■ TEXTO SELECIONADO:
=======
O ano letivo está começando no Brasil. Pensando nisso, e no intuito de poder contribuir de alguma forma para as reflexões que costumam fazer parte desse reinício de ciclo pedagógico, esta postagem contém algumas reflexões sobre o papel do professor e a relação professor-aluno de uma forma mais geral.
Vou começar com algumas descrições e metáforas que ouvimos com frequência sobre
esses assuntos: “Os professores devem atuar como maestros numa sala de aula que
funcione como uma orquestra”; “Os professores são facilitadores do processo de
aprendizagem”; “Um bom professor guia os aprendizes”. A seguir comento algumas
ideias que subjazem a cada um desses comentários, e na parte final da postagem
sugiro algumas ideias de como podemos trazer essas reflexões para a sala de
aula.
=======
■ TAREFAS:
1. Reescreva o trecho do texto selecionado de "O ano letivo" a "forma mais geral.", substituindo "reflexões" por "discussões".
2. Traduza para o inglês esta frase do texto selecionado: "O ano letivo está começando no Brasil."

■ TRECHO DOS DADOS:
=======
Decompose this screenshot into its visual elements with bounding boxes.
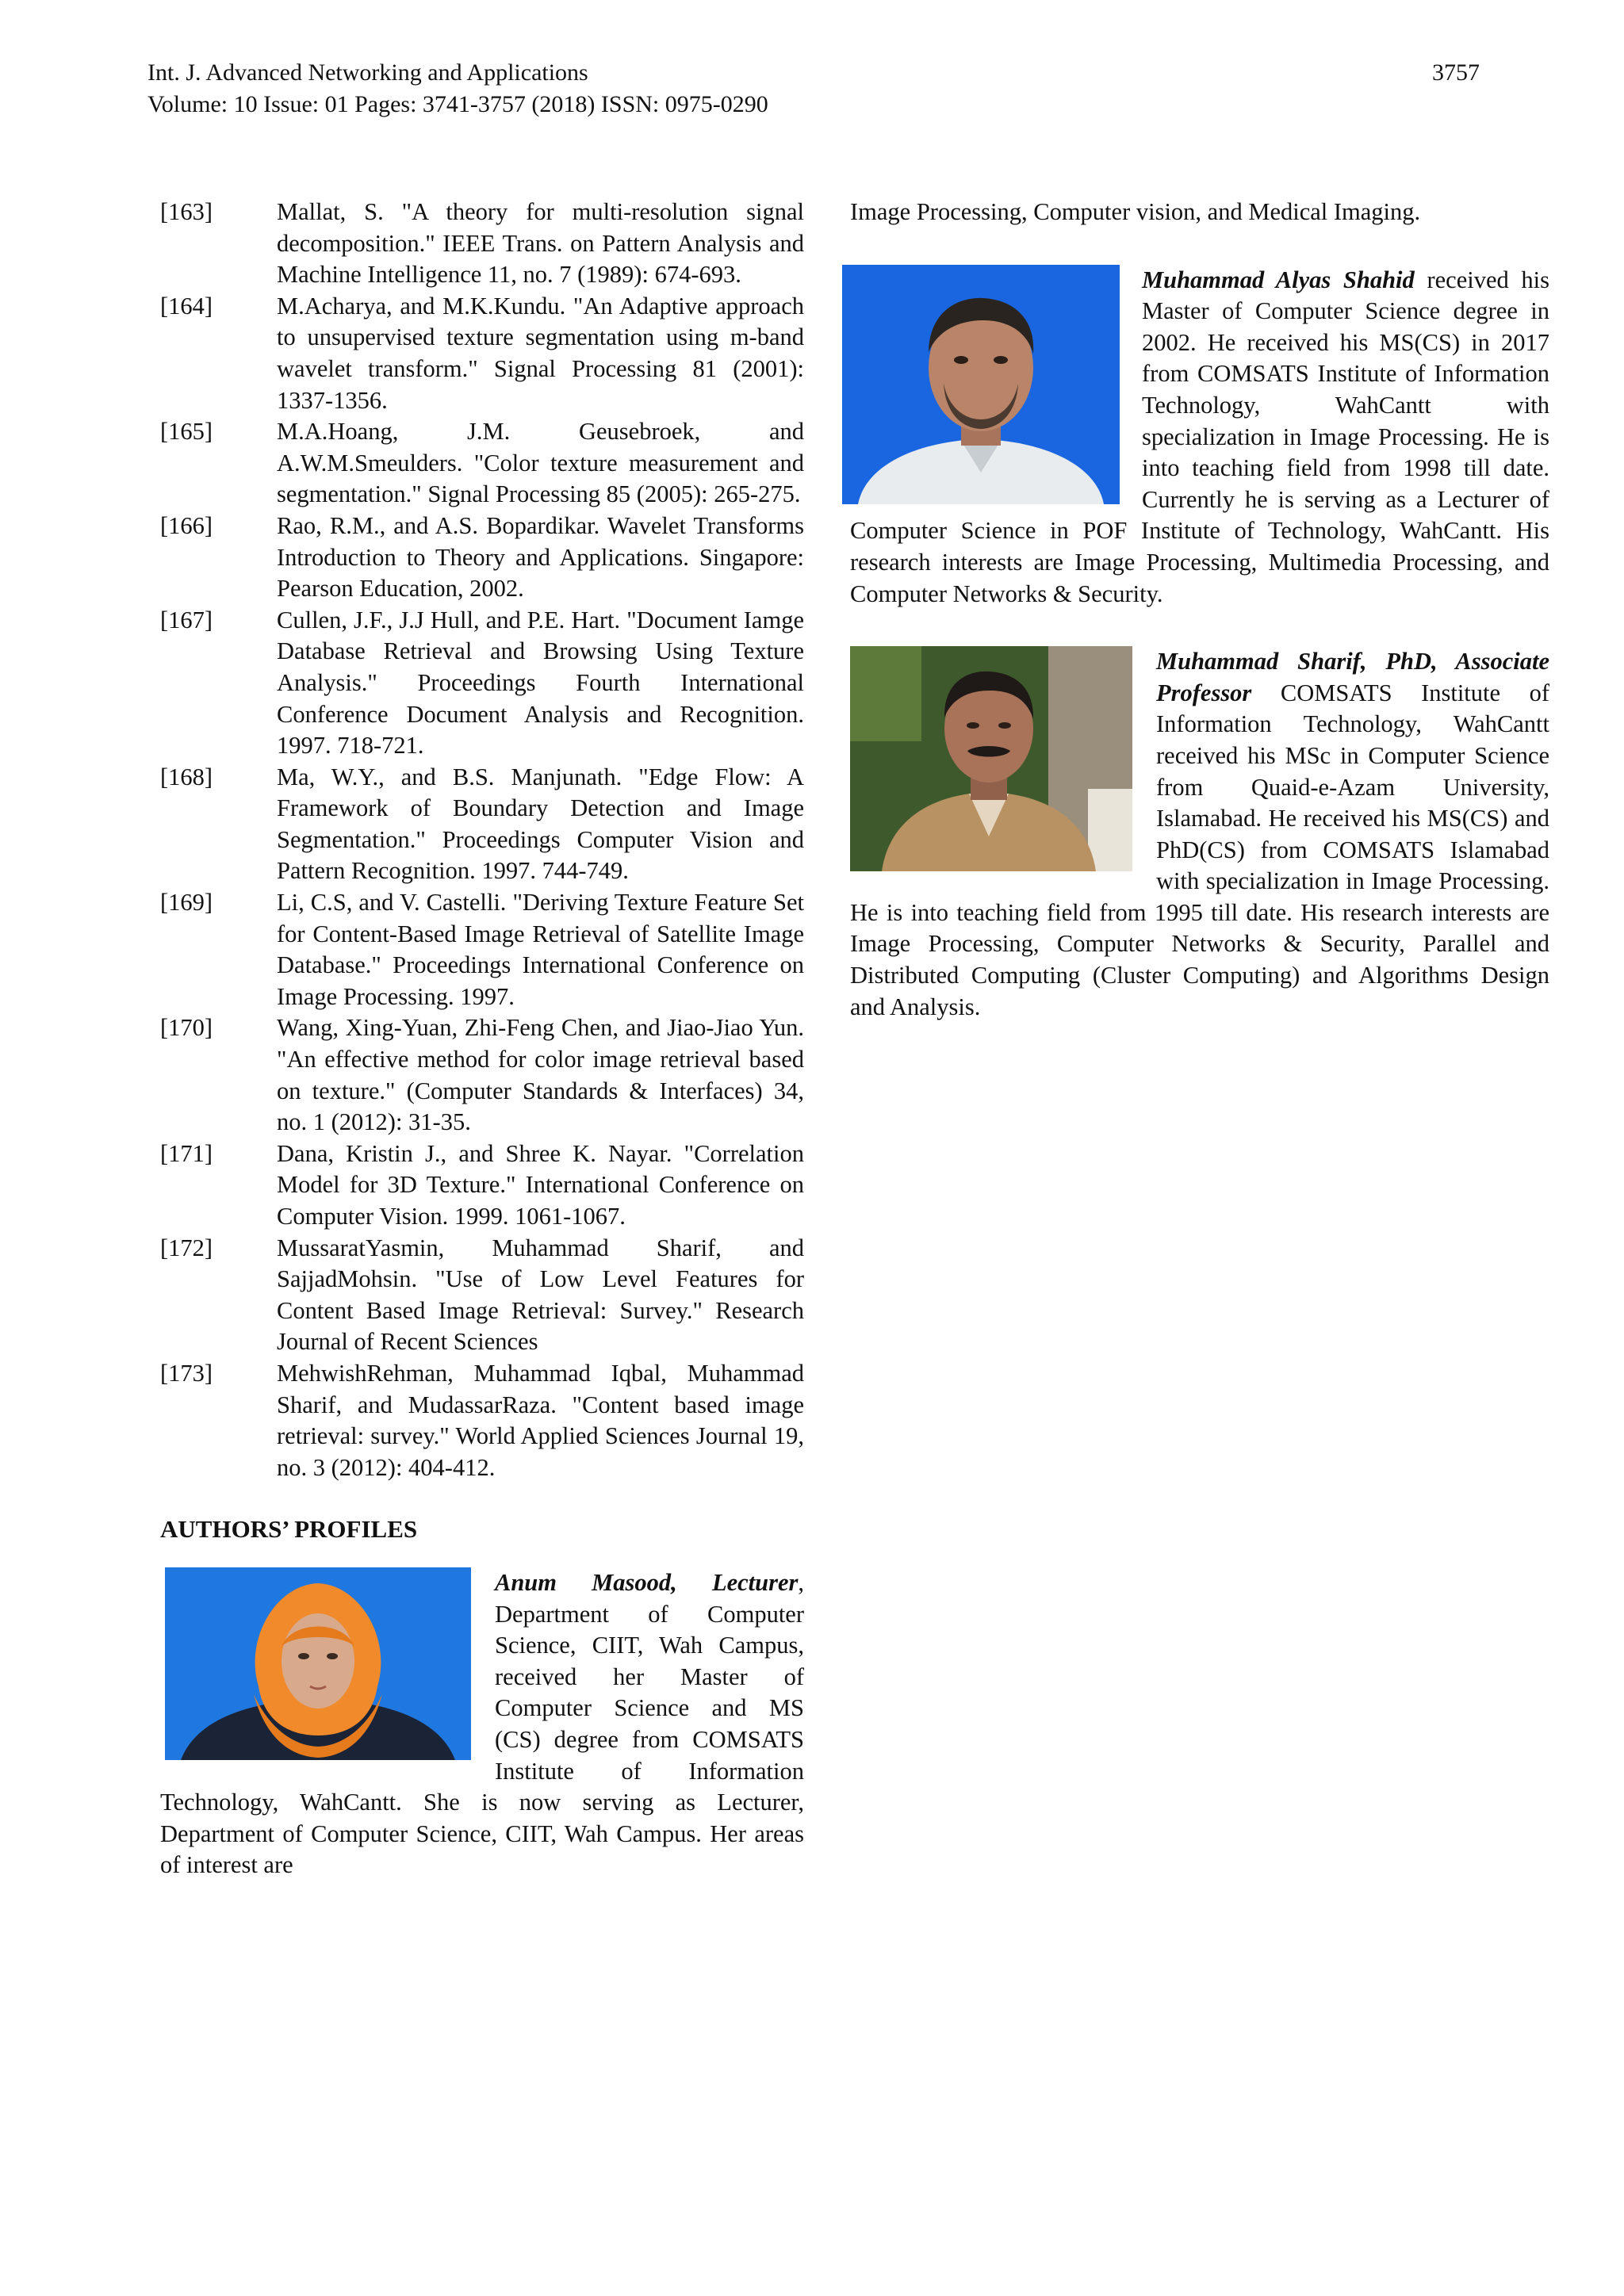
=======
■ RESPOSTAS FORNECIDAS:
1.
O ano letivo está começando no Brasil. Pensando nisso, e no intuito de poder contribuir de alguma forma para as discussões que costumam fazer parte desse reinício de ciclo pedagógico, esta postagem contém algumas discussões sobre o papel do professor e a relação professor-aluno de uma forma mais geral.

2. The school year is starting in Brazil.